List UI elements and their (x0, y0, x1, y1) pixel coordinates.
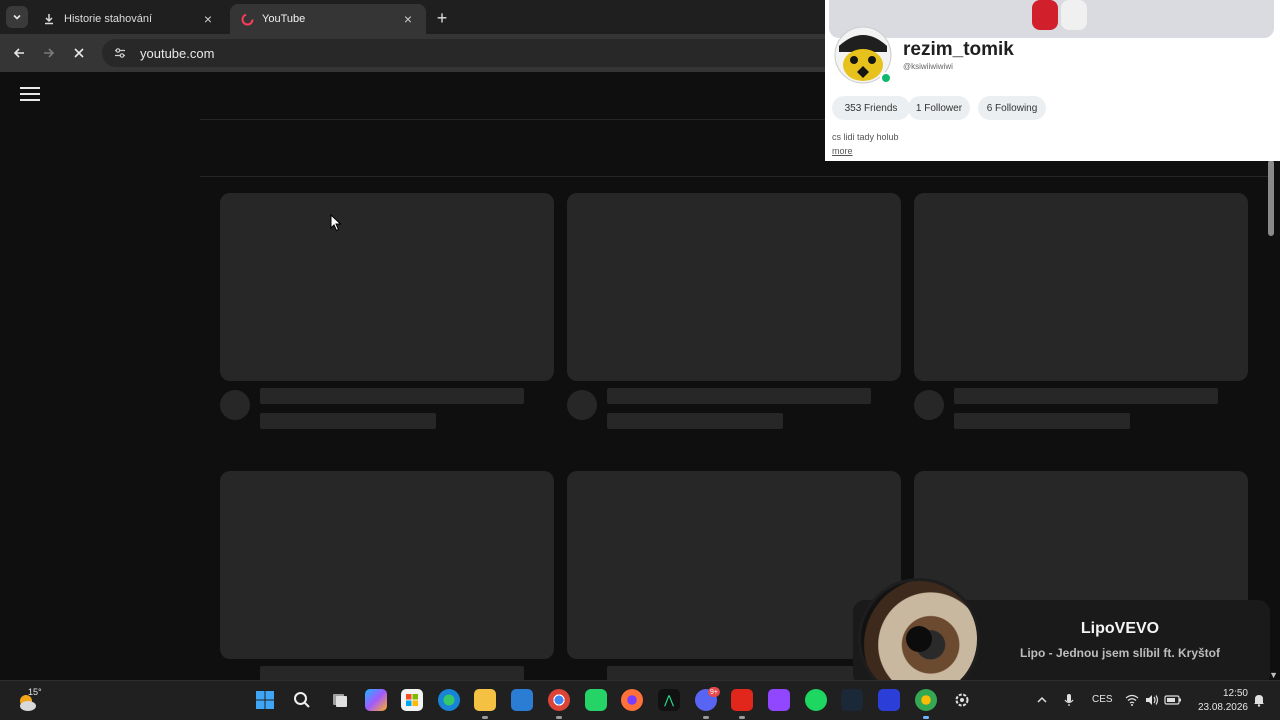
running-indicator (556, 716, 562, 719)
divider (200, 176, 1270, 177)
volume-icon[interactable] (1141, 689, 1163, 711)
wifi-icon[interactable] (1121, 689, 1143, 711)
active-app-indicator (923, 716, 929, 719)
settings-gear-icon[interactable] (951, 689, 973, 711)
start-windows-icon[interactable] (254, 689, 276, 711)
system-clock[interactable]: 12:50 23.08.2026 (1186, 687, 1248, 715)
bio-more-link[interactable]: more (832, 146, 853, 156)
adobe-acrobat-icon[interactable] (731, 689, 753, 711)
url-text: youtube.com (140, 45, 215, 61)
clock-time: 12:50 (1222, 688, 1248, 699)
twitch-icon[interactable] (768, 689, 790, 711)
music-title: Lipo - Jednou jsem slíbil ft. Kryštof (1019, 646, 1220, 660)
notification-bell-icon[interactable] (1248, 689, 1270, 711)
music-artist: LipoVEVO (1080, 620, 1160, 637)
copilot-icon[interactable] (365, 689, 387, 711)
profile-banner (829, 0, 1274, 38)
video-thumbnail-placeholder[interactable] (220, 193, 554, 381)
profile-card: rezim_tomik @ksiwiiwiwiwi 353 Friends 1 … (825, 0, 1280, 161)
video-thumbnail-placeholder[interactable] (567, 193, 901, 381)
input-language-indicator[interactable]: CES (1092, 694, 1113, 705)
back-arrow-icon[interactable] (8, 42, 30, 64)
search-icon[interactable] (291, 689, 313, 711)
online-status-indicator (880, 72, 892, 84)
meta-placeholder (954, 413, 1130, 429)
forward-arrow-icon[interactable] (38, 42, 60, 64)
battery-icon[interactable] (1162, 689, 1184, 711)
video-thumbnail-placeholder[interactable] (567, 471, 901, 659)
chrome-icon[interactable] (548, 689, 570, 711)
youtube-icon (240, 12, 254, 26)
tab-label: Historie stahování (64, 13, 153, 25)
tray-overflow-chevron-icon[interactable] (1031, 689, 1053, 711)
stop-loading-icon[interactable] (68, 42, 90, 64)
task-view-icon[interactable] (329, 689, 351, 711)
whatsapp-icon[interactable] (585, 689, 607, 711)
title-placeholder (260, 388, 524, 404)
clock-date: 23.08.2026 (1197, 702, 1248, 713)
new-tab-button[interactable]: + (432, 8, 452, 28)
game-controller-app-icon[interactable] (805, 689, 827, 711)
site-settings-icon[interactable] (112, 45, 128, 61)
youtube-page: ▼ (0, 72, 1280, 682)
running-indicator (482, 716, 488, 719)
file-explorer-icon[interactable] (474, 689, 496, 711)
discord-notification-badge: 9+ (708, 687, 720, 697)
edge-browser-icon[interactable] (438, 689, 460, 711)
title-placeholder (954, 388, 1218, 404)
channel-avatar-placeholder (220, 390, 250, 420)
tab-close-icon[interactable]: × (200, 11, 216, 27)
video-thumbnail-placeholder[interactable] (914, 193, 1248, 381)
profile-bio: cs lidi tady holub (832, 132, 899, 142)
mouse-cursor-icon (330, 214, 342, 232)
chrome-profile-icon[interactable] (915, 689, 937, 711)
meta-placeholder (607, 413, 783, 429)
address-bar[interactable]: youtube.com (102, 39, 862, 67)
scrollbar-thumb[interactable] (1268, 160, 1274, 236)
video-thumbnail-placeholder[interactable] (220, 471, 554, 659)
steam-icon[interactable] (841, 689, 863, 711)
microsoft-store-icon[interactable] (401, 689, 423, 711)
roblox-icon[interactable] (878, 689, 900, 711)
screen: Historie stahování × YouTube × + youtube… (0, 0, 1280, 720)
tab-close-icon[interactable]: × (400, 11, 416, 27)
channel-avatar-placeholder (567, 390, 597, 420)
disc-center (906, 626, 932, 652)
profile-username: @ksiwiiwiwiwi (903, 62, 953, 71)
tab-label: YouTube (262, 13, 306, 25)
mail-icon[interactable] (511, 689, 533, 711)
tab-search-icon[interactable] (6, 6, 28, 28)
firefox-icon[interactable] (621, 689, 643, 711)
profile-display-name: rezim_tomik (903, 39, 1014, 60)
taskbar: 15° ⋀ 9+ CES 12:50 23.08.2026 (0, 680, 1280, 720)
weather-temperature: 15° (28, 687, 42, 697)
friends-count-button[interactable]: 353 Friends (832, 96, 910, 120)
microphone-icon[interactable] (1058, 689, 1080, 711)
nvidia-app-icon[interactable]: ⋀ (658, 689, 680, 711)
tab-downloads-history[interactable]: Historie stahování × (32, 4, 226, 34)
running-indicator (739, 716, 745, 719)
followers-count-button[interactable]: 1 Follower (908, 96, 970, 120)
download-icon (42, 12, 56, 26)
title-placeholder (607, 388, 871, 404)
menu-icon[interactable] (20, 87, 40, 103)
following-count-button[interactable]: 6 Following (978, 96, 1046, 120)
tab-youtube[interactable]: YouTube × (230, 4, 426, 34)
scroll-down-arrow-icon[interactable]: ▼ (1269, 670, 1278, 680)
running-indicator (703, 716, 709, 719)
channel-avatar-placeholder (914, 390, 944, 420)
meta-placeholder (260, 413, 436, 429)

* **What the task asks**
Swap every "interactable" in the lines above for "clickable" and write the lines out again with nothing else altered. Omit the pictures.

* **Output of the task**
List UI elements and their (x0, y0, x1, y1) pixel coordinates.
running-indicator (556, 716, 562, 719)
divider (200, 176, 1270, 177)
volume-icon[clickable] (1141, 689, 1163, 711)
wifi-icon[clickable] (1121, 689, 1143, 711)
active-app-indicator (923, 716, 929, 719)
settings-gear-icon[clickable] (951, 689, 973, 711)
start-windows-icon[clickable] (254, 689, 276, 711)
system-clock[clickable]: 12:50 23.08.2026 (1186, 687, 1248, 715)
bio-more-link[clickable]: more (832, 146, 853, 156)
adobe-acrobat-icon[clickable] (731, 689, 753, 711)
url-text: youtube.com (140, 45, 215, 61)
clock-time: 12:50 (1222, 688, 1248, 699)
twitch-icon[clickable] (768, 689, 790, 711)
music-title: Lipo - Jednou jsem slíbil ft. Kryštof (1019, 646, 1220, 660)
notification-bell-icon[clickable] (1248, 689, 1270, 711)
music-artist: LipoVEVO (1080, 620, 1160, 637)
copilot-icon[clickable] (365, 689, 387, 711)
profile-banner (829, 0, 1274, 38)
video-thumbnail-placeholder[clickable] (220, 193, 554, 381)
profile-card: rezim_tomik @ksiwiiwiwiwi 353 Friends 1 … (825, 0, 1280, 161)
video-thumbnail-placeholder[clickable] (567, 193, 901, 381)
input-language-indicator[clickable]: CES (1092, 694, 1113, 705)
back-arrow-icon[clickable] (8, 42, 30, 64)
search-icon[clickable] (291, 689, 313, 711)
online-status-indicator (880, 72, 892, 84)
meta-placeholder (954, 413, 1130, 429)
forward-arrow-icon[clickable] (38, 42, 60, 64)
battery-icon[clickable] (1162, 689, 1184, 711)
video-thumbnail-placeholder[clickable] (567, 471, 901, 659)
chrome-icon[clickable] (548, 689, 570, 711)
youtube-icon (240, 12, 254, 26)
tab-label: Historie stahování (64, 13, 153, 25)
tray-overflow-chevron-icon[clickable] (1031, 689, 1053, 711)
stop-loading-icon[clickable] (68, 42, 90, 64)
task-view-icon[clickable] (329, 689, 351, 711)
whatsapp-icon[clickable] (585, 689, 607, 711)
title-placeholder (260, 388, 524, 404)
clock-date: 23.08.2026 (1197, 702, 1248, 713)
new-tab-button[clickable]: + (432, 8, 452, 28)
game-controller-app-icon[clickable] (805, 689, 827, 711)
site-settings-icon[clickable] (112, 45, 128, 61)
youtube-page: ▼ (0, 72, 1280, 682)
running-indicator (482, 716, 488, 719)
file-explorer-icon[clickable] (474, 689, 496, 711)
discord-notification-badge: 9+ (708, 687, 720, 697)
edge-browser-icon[clickable] (438, 689, 460, 711)
title-placeholder (954, 388, 1218, 404)
channel-avatar-placeholder (220, 390, 250, 420)
tab-close-icon[clickable]: × (200, 11, 216, 27)
video-thumbnail-placeholder[clickable] (914, 193, 1248, 381)
profile-bio: cs lidi tady holub (832, 132, 899, 142)
mouse-cursor-icon (330, 214, 342, 232)
chrome-profile-icon[clickable] (915, 689, 937, 711)
meta-placeholder (607, 413, 783, 429)
address-bar[clickable]: youtube.com (102, 39, 862, 67)
scrollbar-thumb[clickable] (1268, 160, 1274, 236)
video-thumbnail-placeholder[clickable] (220, 471, 554, 659)
steam-icon[clickable] (841, 689, 863, 711)
microsoft-store-icon[clickable] (401, 689, 423, 711)
roblox-icon[clickable] (878, 689, 900, 711)
screen: Historie stahování × YouTube × + youtube… (0, 0, 1280, 720)
tab-close-icon[clickable]: × (400, 11, 416, 27)
channel-avatar-placeholder (567, 390, 597, 420)
disc-center (906, 626, 932, 652)
profile-username: @ksiwiiwiwiwi (903, 62, 953, 71)
tab-label: YouTube (262, 13, 306, 25)
mail-icon[clickable] (511, 689, 533, 711)
tab-search-icon[clickable] (6, 6, 28, 28)
firefox-icon[clickable] (621, 689, 643, 711)
profile-display-name: rezim_tomik (903, 39, 1014, 60)
taskbar: 15° ⋀ 9+ CES 12:50 23.08.2026 (0, 680, 1280, 720)
weather-temperature: 15° (28, 687, 42, 697)
friends-count-button[clickable]: 353 Friends (832, 96, 910, 120)
microphone-icon[clickable] (1058, 689, 1080, 711)
nvidia-app-icon[clickable]: ⋀ (658, 689, 680, 711)
tab-downloads-history[clickable]: Historie stahování × (32, 4, 226, 34)
running-indicator (739, 716, 745, 719)
followers-count-button[clickable]: 1 Follower (908, 96, 970, 120)
download-icon (42, 12, 56, 26)
title-placeholder (607, 388, 871, 404)
menu-icon[clickable] (20, 87, 40, 103)
following-count-button[clickable]: 6 Following (978, 96, 1046, 120)
tab-youtube[clickable]: YouTube × (230, 4, 426, 34)
scroll-down-arrow-icon[clickable]: ▼ (1269, 670, 1278, 680)
running-indicator (703, 716, 709, 719)
channel-avatar-placeholder (914, 390, 944, 420)
meta-placeholder (260, 413, 436, 429)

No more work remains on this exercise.